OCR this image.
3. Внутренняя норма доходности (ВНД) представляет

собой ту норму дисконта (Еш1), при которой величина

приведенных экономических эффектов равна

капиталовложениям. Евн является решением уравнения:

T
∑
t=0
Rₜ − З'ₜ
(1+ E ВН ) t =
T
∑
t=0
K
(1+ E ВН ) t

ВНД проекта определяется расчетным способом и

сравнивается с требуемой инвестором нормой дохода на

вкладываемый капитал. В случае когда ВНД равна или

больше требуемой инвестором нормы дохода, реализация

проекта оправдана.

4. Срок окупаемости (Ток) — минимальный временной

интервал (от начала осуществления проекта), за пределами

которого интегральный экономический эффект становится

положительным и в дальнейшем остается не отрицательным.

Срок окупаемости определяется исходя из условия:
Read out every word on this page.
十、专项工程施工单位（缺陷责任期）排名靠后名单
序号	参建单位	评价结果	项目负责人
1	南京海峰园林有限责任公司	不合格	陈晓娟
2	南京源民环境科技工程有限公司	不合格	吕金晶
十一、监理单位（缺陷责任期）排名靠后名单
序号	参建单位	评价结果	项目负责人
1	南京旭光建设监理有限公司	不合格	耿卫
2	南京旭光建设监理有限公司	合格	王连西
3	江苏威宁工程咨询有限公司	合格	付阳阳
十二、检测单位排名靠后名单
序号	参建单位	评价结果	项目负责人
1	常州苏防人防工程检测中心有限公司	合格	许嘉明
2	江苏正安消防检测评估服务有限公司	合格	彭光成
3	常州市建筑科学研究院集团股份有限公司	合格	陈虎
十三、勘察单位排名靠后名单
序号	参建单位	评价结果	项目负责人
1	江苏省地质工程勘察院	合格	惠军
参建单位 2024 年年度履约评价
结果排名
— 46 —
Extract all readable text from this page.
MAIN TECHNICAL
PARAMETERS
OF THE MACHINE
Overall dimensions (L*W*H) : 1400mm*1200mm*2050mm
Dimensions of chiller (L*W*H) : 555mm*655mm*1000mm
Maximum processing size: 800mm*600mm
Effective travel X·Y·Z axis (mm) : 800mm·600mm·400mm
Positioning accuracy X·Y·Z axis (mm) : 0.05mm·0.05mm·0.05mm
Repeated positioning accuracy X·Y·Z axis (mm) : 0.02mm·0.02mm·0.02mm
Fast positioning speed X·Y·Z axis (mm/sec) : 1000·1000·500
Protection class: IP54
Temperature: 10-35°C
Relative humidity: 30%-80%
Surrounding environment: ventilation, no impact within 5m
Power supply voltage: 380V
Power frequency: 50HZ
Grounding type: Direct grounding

============================================================

▶ _Stated task_
Your answer should be a single number: how many lines in the data above include "равна"?

▶ _Complete output_
2